----- PROVIDED DATA

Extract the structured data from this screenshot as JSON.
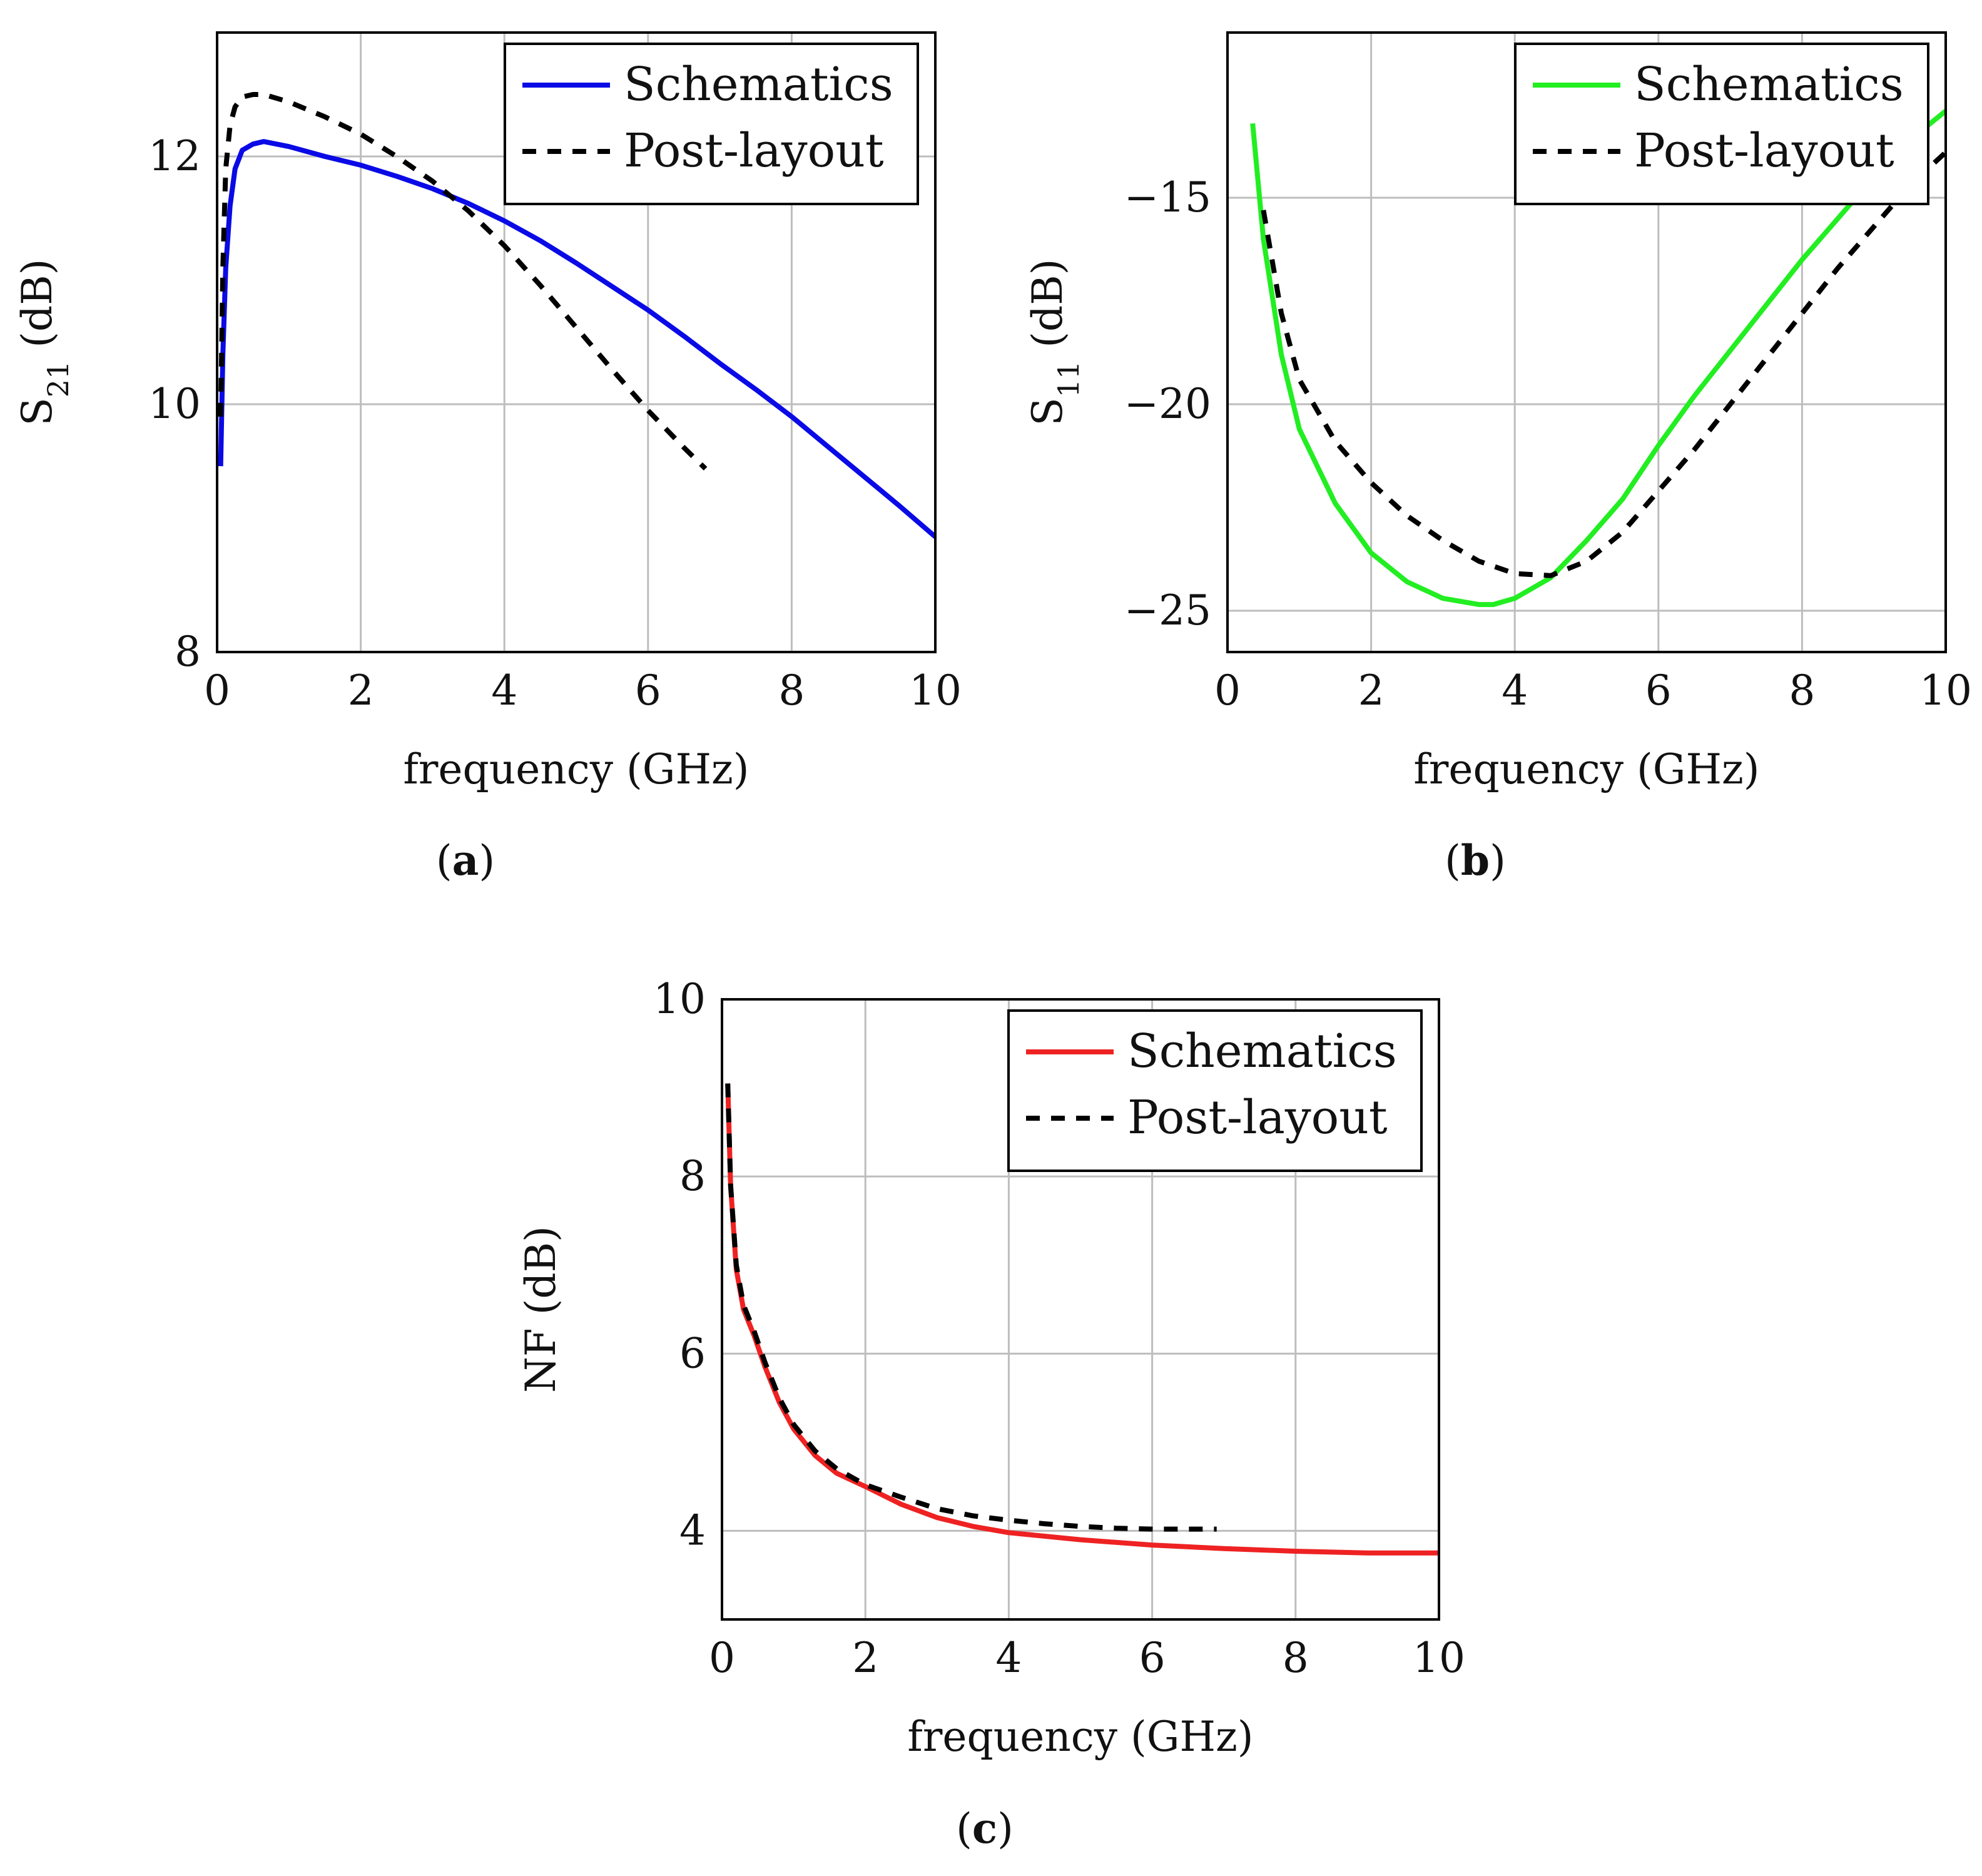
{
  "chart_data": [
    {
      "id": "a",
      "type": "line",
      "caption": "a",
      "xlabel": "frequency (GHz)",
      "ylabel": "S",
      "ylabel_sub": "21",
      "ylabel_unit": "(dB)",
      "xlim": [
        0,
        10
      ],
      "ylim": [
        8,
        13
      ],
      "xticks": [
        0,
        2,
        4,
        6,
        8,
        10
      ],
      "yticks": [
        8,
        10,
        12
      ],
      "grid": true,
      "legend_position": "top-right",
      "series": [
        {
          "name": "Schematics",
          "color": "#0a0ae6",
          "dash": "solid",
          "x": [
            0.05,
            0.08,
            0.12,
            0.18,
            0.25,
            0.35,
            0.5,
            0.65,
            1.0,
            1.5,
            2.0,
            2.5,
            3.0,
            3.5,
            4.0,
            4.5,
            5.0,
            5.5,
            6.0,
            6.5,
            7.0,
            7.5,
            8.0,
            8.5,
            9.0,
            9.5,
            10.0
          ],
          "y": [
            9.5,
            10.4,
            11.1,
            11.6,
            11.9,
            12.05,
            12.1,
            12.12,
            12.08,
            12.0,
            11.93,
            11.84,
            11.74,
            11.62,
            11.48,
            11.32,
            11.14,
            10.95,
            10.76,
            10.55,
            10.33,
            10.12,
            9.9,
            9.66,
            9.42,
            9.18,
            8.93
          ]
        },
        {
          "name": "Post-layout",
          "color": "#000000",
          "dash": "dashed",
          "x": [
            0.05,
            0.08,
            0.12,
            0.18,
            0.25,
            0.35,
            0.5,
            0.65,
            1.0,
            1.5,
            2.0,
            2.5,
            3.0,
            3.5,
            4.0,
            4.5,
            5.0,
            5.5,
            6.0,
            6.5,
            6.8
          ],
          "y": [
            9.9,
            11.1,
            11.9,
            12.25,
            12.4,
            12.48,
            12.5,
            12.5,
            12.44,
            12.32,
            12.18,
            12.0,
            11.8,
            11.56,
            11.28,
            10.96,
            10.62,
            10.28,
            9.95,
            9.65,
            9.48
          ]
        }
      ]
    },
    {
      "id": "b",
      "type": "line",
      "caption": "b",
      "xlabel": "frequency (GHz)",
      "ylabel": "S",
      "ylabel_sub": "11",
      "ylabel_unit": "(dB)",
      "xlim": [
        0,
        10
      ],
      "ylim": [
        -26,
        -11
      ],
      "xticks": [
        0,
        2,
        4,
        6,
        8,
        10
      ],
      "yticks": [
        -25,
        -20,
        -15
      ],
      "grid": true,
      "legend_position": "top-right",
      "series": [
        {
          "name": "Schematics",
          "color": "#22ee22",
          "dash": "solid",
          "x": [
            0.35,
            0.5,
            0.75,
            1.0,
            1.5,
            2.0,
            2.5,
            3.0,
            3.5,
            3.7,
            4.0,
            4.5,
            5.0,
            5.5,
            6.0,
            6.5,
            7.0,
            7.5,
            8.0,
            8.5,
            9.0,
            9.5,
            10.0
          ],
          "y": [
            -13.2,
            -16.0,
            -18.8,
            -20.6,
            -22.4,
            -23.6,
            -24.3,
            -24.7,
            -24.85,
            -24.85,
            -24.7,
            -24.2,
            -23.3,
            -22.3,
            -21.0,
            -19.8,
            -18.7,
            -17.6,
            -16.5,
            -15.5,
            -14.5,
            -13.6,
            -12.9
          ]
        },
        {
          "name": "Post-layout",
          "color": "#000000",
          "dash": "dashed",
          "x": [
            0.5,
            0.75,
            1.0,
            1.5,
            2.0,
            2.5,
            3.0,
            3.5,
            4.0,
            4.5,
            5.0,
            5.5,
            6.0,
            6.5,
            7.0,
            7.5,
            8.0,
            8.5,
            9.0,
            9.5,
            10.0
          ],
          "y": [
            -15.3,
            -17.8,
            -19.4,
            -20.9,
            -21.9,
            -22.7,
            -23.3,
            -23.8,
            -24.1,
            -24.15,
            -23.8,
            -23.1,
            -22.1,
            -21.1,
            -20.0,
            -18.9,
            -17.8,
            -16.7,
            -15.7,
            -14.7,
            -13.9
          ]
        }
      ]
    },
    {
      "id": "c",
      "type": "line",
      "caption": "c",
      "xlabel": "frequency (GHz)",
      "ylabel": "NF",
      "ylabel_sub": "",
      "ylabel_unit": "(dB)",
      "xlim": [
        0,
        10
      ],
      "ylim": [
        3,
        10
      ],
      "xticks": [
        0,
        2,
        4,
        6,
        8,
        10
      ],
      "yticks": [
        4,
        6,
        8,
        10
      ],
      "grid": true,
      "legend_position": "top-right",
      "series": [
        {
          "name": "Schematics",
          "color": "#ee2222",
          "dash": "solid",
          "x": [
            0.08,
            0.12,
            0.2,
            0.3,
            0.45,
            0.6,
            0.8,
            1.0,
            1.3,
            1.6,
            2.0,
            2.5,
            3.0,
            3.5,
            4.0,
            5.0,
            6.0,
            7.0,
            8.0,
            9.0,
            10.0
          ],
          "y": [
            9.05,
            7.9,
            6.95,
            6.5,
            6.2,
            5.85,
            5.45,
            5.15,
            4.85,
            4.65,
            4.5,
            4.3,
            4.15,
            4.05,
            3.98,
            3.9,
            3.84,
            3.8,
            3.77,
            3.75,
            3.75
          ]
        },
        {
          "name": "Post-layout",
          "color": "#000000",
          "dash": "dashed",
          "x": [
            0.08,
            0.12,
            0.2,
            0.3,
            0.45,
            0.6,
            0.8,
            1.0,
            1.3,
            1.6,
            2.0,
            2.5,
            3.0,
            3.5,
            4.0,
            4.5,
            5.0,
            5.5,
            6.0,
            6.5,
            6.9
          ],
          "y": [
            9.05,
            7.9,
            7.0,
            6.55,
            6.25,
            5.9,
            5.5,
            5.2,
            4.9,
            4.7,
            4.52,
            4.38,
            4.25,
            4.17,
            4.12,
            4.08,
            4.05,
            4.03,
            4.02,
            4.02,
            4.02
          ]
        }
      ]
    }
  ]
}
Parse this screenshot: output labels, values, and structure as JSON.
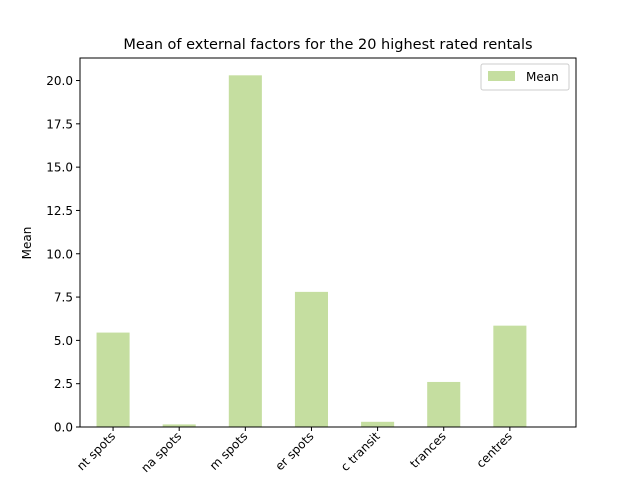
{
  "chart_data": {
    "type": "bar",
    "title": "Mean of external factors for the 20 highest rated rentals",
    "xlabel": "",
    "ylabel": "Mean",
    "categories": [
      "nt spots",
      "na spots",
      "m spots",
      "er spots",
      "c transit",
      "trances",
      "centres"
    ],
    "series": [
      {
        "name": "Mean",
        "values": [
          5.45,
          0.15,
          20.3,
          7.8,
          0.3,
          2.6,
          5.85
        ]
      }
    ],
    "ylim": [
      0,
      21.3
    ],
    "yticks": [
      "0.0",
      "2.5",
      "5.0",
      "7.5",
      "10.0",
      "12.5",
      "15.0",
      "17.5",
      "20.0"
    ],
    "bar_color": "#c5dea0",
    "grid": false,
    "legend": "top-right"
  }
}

----------

EXERCISE REQUIREMENTS
Output an exact copy of the lines from the one with "Parse this screenshot: output" through the closing line of the records, inclusive, without any images.

EXERCISE RESULT
Parse this screenshot: output labels, values, and structure as JSON.
{
  "chart_data": {
    "type": "bar",
    "title": "Mean of external factors for the 20 highest rated rentals",
    "xlabel": "",
    "ylabel": "Mean",
    "categories": [
      "nt spots",
      "na spots",
      "m spots",
      "er spots",
      "c transit",
      "trances",
      "centres"
    ],
    "series": [
      {
        "name": "Mean",
        "values": [
          5.45,
          0.15,
          20.3,
          7.8,
          0.3,
          2.6,
          5.85
        ]
      }
    ],
    "ylim": [
      0,
      21.3
    ],
    "yticks": [
      "0.0",
      "2.5",
      "5.0",
      "7.5",
      "10.0",
      "12.5",
      "15.0",
      "17.5",
      "20.0"
    ],
    "bar_color": "#c5dea0",
    "grid": false,
    "legend": "top-right"
  }
}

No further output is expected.